# ACTIVITÉ
Relevez toutes les personnes nommées dans le texte sur la crise de l'US Dax.

# EXTRAIT DU TEXTE
Un mois après la démission fracassante de Benjamin Gufflet, l’US Dax traverse une crise majeure. Entre un retrait de points sanction grave, une urgence financière de 400 000 € et la rumeur d’un retour en force d’une figure emblématique du rugby français, le club landais lutte autant dans les coulisses que sur le terrain pour son avenir.
Sur le plan sportif, la victoire contre Carcassonne (20-15) a offert un souffle d’espoir, mais en coulisses, la situation reste critique. L’US Dax a écopé d’un retrait administratif de neuf points et doit impérativement fournir une injection de 400 000 € dans les prochains jours pour satisfaire les exigences de l’A2R, le gendarme financier. Cette somme est cruciale pour sécuriser la fin de saison.
Bien que Benjamin Gufflet et ses alliés semblent avoir mobilisé ces fonds, les actionnaires historiques, dont Philippe Jacquemain et Xavier Ponteins, restent en état d’alerte prêts à intervenir pour préserver l’institution.
L’incertitude règne également sur la succession à la tête du club. Officiellement, c’est l’homme d’affaires landais Thomas Medina qui assure l’intérim. « Les actionnaires historiques ont voulu que j’y aille. C’est à leur demande. J’ai accepté le challenge », expliquait-il lors de sa prise de fonction. S’il évoque clairement ses ambitions, « Ça pourrait effectivement continuer avec moi », il sait que la partie ne fait que commencer.

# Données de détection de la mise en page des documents

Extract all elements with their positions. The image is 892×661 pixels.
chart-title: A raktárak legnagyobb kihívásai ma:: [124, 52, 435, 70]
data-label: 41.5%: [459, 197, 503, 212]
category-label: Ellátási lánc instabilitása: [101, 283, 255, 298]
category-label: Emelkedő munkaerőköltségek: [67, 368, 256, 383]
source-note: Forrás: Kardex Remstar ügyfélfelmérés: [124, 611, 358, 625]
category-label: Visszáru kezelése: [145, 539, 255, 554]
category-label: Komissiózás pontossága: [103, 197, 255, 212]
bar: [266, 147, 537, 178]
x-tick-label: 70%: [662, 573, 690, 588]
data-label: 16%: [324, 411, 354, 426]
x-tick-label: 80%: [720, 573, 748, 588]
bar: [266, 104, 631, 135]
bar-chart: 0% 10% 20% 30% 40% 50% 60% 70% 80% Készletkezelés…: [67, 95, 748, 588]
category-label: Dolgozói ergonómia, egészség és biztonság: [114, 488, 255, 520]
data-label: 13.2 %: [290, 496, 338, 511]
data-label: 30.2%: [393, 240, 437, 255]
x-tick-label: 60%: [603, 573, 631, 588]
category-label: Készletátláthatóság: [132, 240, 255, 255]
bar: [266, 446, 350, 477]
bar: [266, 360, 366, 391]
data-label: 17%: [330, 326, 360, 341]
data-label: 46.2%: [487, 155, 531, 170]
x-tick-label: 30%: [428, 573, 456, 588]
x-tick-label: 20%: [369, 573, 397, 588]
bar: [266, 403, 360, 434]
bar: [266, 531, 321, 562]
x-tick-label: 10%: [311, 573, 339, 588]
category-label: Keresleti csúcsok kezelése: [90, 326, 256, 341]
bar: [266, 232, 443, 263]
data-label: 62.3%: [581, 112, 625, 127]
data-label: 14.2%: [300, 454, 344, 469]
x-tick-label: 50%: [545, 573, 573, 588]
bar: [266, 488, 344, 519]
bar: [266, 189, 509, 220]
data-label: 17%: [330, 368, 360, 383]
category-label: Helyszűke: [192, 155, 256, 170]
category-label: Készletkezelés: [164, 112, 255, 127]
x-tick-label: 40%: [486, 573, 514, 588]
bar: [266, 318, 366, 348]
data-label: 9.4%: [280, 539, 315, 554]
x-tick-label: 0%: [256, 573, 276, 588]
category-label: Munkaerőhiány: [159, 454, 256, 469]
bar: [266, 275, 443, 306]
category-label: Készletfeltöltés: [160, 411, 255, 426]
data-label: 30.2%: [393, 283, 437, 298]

# RÉSULTAT ATTENDU
Benjamin Gufflet
Philippe Jacquemain
Xavier Ponteins
Thomas Medina